Whenever a line contains the string "text", copy it out of the entries.

================================

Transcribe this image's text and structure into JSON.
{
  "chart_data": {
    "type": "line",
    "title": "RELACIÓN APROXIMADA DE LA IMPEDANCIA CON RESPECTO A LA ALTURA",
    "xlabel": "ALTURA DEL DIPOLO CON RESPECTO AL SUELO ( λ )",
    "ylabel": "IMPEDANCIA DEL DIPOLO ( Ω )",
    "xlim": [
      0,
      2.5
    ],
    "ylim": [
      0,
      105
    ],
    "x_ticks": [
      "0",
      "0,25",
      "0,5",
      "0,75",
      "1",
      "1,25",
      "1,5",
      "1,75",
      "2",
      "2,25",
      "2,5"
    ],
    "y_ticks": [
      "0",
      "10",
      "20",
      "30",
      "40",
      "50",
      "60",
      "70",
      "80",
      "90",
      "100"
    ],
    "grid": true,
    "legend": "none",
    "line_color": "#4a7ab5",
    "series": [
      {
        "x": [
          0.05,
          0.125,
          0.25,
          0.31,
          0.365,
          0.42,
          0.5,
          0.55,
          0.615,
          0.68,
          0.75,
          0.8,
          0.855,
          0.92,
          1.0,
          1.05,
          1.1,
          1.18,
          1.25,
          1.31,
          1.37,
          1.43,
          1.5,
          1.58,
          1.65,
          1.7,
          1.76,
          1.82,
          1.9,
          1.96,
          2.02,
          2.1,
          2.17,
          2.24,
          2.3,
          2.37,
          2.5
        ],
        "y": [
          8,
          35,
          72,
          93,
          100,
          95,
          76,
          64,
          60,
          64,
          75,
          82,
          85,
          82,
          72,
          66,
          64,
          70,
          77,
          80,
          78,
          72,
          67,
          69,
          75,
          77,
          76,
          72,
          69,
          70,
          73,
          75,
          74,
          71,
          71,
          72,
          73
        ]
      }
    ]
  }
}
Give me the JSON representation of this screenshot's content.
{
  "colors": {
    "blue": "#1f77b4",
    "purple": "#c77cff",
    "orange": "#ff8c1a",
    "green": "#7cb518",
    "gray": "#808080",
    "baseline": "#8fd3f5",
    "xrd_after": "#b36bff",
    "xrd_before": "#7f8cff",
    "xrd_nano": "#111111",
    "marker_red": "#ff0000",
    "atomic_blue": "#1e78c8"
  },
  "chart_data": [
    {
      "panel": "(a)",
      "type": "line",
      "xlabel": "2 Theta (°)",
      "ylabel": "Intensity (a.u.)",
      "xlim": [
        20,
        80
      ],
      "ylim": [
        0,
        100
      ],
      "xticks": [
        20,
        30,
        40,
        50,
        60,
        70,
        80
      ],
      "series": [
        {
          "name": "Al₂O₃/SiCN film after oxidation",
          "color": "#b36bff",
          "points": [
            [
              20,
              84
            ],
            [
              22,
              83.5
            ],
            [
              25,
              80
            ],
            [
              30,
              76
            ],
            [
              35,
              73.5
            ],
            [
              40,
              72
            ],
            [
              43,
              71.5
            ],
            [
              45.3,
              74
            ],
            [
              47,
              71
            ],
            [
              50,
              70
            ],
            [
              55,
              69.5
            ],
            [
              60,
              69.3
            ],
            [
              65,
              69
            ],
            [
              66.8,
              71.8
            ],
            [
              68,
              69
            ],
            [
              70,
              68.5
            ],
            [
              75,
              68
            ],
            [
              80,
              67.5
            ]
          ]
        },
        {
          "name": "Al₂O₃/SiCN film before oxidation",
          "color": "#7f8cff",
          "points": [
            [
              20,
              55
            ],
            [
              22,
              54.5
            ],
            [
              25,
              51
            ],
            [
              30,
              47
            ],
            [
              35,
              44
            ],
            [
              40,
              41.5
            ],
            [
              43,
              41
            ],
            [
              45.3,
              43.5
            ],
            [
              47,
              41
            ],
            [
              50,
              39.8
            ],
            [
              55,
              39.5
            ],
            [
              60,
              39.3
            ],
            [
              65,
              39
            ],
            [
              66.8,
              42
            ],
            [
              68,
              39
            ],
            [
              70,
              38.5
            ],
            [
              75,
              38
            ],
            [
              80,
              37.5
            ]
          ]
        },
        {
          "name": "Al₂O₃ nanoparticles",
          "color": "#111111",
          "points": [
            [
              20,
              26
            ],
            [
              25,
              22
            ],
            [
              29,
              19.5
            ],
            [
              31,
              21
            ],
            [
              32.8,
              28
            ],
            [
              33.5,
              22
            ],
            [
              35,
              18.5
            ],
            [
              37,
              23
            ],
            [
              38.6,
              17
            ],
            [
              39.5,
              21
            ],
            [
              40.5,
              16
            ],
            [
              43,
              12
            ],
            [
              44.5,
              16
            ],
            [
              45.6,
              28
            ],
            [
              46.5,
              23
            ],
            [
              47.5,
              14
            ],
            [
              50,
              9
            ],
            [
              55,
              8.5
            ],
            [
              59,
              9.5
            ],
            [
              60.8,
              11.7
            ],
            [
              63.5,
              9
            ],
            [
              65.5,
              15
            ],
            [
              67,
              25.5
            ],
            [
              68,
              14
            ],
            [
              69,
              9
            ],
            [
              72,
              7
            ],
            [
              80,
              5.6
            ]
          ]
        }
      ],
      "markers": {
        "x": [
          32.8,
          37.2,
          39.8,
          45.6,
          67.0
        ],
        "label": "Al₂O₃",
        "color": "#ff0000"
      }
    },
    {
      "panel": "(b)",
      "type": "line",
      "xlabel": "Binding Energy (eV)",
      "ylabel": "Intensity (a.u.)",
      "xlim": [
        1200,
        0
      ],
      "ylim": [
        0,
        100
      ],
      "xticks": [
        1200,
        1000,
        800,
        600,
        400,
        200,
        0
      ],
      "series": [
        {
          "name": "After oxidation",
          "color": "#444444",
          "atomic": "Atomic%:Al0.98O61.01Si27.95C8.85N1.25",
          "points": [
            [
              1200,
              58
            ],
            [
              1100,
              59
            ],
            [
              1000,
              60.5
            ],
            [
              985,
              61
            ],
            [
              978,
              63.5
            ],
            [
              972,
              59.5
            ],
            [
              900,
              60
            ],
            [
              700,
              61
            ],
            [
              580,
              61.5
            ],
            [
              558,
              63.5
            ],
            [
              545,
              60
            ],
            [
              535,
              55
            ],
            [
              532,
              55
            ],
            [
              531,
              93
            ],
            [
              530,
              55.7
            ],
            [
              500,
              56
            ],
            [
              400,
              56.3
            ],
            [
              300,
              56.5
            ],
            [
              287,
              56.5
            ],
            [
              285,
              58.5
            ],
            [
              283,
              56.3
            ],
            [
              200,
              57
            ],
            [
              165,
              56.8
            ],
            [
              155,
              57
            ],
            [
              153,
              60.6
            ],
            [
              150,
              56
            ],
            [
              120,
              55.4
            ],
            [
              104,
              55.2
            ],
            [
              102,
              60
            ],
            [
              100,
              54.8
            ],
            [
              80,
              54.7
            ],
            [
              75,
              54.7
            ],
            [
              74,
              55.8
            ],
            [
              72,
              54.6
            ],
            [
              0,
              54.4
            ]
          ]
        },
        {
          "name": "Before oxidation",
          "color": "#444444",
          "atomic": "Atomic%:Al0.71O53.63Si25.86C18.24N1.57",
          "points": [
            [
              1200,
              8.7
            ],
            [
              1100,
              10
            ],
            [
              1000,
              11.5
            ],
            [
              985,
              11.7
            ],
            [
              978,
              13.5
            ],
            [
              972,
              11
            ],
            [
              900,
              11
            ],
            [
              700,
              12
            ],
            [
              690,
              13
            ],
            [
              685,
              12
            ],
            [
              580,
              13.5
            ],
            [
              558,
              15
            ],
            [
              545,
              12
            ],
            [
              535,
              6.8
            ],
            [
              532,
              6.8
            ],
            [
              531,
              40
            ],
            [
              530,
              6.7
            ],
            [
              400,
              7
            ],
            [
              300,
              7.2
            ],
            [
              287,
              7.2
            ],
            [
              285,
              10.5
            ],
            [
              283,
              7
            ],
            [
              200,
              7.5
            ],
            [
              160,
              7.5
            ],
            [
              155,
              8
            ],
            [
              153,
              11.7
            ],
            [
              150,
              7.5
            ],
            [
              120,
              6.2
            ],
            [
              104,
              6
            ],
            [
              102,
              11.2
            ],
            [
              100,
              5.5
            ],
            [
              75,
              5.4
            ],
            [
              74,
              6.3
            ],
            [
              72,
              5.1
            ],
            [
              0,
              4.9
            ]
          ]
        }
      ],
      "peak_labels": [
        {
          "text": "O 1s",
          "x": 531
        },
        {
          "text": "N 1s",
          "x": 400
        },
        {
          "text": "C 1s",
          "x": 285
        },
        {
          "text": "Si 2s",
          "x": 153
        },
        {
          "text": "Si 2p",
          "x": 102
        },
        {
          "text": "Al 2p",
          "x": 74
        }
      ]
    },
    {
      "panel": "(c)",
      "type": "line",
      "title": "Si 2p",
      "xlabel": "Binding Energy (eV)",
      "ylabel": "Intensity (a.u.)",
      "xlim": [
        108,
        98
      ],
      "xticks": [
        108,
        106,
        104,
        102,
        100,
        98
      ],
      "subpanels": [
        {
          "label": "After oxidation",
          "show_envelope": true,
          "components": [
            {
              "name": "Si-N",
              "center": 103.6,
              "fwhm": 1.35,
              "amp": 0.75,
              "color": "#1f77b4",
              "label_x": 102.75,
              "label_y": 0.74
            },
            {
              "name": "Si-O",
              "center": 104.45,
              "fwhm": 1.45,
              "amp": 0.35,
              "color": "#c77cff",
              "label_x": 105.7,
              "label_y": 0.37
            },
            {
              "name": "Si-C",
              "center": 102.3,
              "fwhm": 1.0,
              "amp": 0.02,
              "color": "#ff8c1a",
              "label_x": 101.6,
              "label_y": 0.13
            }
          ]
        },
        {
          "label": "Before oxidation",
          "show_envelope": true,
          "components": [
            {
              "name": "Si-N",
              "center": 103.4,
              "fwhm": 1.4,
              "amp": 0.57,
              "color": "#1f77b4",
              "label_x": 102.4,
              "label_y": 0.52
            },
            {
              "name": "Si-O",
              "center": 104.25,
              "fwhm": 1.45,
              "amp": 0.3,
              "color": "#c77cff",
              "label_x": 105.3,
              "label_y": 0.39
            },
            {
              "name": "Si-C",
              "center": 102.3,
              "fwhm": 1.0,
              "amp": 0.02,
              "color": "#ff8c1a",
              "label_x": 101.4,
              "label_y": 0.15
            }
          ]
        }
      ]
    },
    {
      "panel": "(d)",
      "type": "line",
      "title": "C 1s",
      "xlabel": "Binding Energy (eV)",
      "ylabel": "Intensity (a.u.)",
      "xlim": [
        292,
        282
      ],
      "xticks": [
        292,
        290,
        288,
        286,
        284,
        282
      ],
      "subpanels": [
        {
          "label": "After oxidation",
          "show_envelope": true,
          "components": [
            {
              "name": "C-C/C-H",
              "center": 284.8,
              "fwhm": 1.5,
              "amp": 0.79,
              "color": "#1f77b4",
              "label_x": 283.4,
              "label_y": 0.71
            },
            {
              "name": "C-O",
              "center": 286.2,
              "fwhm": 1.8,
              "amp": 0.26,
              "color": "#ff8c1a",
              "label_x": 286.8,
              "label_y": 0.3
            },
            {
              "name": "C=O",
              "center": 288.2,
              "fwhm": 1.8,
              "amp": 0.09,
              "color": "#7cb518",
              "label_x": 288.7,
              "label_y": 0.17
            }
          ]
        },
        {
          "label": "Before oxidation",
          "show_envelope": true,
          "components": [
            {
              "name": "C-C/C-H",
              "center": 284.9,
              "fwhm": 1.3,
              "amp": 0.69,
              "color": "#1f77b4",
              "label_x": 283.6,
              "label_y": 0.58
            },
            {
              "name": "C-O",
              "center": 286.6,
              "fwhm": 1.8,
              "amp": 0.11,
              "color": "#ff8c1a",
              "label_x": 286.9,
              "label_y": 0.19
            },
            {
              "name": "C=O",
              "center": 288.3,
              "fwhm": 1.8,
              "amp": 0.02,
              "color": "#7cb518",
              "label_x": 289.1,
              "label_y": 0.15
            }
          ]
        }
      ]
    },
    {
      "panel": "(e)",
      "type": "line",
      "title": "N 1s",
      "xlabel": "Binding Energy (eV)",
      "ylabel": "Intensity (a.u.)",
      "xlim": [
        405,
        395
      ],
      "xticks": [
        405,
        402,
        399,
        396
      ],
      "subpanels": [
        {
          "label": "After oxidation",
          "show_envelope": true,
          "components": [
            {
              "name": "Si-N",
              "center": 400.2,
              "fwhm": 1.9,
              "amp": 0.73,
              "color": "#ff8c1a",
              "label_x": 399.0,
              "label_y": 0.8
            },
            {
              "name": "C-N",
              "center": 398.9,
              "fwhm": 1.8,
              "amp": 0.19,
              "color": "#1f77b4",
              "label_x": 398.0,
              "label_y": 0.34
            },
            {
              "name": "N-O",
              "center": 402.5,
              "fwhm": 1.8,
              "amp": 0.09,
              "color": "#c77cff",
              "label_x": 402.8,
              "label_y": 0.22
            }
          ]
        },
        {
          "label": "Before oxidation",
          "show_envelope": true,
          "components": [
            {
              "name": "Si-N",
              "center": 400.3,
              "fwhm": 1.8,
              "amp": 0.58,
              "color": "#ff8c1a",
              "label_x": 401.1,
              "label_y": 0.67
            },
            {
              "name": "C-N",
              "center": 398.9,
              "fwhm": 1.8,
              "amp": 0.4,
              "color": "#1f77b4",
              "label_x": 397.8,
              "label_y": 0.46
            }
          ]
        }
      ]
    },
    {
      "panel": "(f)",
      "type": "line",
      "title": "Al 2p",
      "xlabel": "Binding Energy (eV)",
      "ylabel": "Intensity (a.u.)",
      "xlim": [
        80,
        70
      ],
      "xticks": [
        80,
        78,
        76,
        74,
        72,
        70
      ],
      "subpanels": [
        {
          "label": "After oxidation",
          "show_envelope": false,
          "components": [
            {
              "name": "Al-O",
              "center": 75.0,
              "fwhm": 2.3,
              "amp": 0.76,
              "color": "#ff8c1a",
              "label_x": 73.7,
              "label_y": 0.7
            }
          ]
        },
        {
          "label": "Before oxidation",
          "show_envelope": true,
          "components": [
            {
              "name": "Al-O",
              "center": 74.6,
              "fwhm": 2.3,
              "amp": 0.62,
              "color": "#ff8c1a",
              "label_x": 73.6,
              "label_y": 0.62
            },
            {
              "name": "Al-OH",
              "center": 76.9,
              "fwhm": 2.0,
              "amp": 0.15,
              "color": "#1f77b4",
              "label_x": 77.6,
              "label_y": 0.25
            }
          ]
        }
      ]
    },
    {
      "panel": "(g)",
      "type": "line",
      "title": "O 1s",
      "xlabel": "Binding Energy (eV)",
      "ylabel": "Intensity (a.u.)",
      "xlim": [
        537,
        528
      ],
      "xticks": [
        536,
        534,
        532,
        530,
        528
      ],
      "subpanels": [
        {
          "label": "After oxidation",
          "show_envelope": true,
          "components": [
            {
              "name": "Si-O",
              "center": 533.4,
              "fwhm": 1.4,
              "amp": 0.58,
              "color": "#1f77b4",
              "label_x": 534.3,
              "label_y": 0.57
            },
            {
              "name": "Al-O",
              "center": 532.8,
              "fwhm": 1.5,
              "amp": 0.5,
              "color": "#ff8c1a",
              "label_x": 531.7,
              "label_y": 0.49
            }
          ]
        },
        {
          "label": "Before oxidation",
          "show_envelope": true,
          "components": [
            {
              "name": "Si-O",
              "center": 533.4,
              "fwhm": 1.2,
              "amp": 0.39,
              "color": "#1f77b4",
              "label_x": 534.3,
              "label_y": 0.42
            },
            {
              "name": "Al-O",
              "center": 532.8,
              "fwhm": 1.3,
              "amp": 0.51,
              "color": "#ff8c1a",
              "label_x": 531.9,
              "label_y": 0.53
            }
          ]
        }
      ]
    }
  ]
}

================================

▶ Full answer:
Transcribe this image's text and structure into JSON.
          "text": "O 1s",
          "text": "N 1s",
          "text": "C 1s",
          "text": "Si 2s",
          "text": "Si 2p",
          "text": "Al 2p",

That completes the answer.